For the data below, report only the number of lines containing the string "Сегодня".

===== Provided records =====

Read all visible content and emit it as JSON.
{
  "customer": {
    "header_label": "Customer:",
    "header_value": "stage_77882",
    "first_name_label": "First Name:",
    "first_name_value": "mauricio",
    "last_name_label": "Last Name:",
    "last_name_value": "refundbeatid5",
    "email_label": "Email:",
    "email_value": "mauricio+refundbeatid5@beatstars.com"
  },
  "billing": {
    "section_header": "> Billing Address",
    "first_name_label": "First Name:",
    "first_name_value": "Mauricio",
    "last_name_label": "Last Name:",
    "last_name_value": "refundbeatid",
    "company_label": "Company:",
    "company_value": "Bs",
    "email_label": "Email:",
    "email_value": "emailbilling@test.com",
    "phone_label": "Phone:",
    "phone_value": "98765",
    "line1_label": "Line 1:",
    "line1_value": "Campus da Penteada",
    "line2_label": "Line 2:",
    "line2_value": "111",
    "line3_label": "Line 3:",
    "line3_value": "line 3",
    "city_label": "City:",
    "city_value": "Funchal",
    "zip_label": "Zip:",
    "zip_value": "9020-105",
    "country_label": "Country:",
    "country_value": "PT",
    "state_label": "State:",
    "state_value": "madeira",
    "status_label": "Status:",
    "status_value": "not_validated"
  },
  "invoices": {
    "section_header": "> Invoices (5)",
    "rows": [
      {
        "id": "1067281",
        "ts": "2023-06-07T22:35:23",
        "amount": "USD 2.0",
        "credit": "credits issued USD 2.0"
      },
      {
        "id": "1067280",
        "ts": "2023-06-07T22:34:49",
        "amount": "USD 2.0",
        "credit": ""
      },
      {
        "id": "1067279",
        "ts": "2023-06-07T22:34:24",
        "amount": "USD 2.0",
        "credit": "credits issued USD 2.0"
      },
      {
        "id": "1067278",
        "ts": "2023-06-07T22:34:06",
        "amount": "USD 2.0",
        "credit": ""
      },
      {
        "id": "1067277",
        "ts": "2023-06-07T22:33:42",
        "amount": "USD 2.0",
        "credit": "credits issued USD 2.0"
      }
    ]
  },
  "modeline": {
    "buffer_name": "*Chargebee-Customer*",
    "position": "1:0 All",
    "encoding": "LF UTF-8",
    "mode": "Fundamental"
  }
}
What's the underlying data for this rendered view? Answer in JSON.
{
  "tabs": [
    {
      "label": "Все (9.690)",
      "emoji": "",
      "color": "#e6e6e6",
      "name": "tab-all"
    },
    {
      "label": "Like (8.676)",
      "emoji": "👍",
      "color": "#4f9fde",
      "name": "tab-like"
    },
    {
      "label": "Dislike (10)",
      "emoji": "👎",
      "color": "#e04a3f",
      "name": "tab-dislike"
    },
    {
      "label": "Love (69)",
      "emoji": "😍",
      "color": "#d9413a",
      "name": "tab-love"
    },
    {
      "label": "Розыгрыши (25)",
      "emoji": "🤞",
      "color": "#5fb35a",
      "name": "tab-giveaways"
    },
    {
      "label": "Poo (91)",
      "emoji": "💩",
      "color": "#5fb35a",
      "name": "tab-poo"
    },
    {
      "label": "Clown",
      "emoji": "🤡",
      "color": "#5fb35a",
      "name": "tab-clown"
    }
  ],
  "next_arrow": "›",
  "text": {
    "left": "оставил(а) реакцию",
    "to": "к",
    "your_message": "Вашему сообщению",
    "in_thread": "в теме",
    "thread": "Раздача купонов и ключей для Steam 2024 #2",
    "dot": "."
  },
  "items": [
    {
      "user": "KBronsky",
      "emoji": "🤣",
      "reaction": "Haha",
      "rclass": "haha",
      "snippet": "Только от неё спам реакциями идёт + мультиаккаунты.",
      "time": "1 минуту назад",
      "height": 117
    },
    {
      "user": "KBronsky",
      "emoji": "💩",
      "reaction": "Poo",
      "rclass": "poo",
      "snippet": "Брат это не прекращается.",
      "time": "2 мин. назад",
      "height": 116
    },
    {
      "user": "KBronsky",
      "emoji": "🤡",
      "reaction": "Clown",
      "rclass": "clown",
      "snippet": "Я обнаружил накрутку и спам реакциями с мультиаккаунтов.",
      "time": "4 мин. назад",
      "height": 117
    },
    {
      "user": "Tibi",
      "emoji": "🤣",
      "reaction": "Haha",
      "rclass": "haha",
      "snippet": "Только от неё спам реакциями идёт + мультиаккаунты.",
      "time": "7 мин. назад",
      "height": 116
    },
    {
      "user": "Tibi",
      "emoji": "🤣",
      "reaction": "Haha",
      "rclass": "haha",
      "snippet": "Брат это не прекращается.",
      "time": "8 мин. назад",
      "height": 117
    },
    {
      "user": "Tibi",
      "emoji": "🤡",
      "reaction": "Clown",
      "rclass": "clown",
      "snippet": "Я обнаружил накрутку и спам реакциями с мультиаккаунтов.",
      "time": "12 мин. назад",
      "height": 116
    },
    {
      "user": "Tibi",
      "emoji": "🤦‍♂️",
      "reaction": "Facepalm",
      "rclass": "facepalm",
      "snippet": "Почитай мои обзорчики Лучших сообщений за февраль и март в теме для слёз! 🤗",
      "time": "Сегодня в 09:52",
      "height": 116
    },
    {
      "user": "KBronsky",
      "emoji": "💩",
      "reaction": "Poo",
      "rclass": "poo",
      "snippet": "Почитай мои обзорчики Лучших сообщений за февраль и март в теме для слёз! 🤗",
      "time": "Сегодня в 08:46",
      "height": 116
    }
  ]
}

=====

- Output of the task
2